**Given exercise**
Copy each line exactly. Leave nothing out.

^^^^^^^^

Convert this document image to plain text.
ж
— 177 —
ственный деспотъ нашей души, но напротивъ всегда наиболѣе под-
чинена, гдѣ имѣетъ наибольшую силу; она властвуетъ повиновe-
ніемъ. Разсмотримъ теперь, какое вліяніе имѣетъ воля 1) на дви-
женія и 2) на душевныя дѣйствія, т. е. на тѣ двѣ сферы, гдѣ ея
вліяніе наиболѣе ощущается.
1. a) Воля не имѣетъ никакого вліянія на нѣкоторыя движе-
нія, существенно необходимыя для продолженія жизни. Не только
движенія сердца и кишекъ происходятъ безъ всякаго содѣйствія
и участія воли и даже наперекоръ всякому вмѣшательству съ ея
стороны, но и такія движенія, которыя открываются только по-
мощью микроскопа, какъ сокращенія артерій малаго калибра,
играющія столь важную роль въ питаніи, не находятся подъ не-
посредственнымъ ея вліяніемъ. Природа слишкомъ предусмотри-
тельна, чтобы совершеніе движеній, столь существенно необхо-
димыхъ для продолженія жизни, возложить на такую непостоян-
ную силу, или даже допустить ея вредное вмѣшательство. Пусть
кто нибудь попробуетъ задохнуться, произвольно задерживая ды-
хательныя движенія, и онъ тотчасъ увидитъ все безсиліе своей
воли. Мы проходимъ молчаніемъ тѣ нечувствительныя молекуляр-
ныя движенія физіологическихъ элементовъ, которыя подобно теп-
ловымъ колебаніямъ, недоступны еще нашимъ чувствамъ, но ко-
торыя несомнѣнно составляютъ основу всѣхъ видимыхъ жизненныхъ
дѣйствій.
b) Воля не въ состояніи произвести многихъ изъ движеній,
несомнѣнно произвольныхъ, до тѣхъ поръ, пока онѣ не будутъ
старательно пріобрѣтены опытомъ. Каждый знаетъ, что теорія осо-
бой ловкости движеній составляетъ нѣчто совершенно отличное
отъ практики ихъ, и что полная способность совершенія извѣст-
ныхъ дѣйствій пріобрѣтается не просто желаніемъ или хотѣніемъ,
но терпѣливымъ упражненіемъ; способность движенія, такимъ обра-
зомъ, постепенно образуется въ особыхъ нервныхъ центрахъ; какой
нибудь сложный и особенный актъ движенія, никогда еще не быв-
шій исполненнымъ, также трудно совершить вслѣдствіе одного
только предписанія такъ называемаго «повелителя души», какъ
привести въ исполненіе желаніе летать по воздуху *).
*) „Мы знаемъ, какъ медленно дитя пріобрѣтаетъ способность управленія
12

^^^^^^^^

**The response**
Convert this document image to plain text.
ж
— 177 —
ственный деспотъ нашей души, но напротивъ всегда наиболѣе под-
чинена, гдѣ имѣетъ наибольшую силу; она властвуетъ повиновe-
ніемъ. Разсмотримъ теперь, какое вліяніе имѣетъ воля 1) на дви-
женія и 2) на душевныя дѣйствія, т. е. на тѣ двѣ сферы, гдѣ ея
вліяніе наиболѣе ощущается.
1. a) Воля не имѣетъ никакого вліянія на нѣкоторыя движе-
нія, существенно необходимыя для продолженія жизни. Не только
движенія сердца и кишекъ происходятъ безъ всякаго содѣйствія
и участія воли и даже наперекоръ всякому вмѣшательству съ ея
стороны, но и такія движенія, которыя открываются только по-
мощью микроскопа, какъ сокращенія артерій малаго калибра,
играющія столь важную роль въ питаніи, не находятся подъ не-
посредственнымъ ея вліяніемъ. Природа слишкомъ предусмотри-
тельна, чтобы совершеніе движеній, столь существенно необхо-
димыхъ для продолженія жизни, возложить на такую непостоян-
ную силу, или даже допустить ея вредное вмѣшательство. Пусть
кто нибудь попробуетъ задохнуться, произвольно задерживая ды-
хательныя движенія, и онъ тотчасъ увидитъ все безсиліе своей
воли. Мы проходимъ молчаніемъ тѣ нечувствительныя молекуляр-
ныя движенія физіологическихъ элементовъ, которыя подобно теп-
ловымъ колебаніямъ, недоступны еще нашимъ чувствамъ, но ко-
торыя несомнѣнно составляютъ основу всѣхъ видимыхъ жизненныхъ
дѣйствій.
b) Воля не въ состояніи произвести многихъ изъ движеній,
несомнѣнно произвольныхъ, до тѣхъ поръ, пока онѣ не будутъ
старательно пріобрѣтены опытомъ. Каждый знаетъ, что теорія осо-
бой ловкости движеній составляетъ нѣчто совершенно отличное
отъ практики ихъ, и что полная способность совершенія извѣст-
ныхъ дѣйствій пріобрѣтается не просто желаніемъ или хотѣніемъ,
но терпѣливымъ упражненіемъ; способность движенія, такимъ обра-
зомъ, постепенно образуется въ особыхъ нервныхъ центрахъ; какой
нибудь сложный и особенный актъ движенія, никогда еще не быв-
шій исполненнымъ, также трудно совершить вслѣдствіе одного
только предписанія такъ называемаго «повелителя души», какъ
привести въ исполненіе желаніе летать по воздуху *).
*) „Мы знаемъ, какъ медленно дитя пріобрѣтаетъ способность управленія
12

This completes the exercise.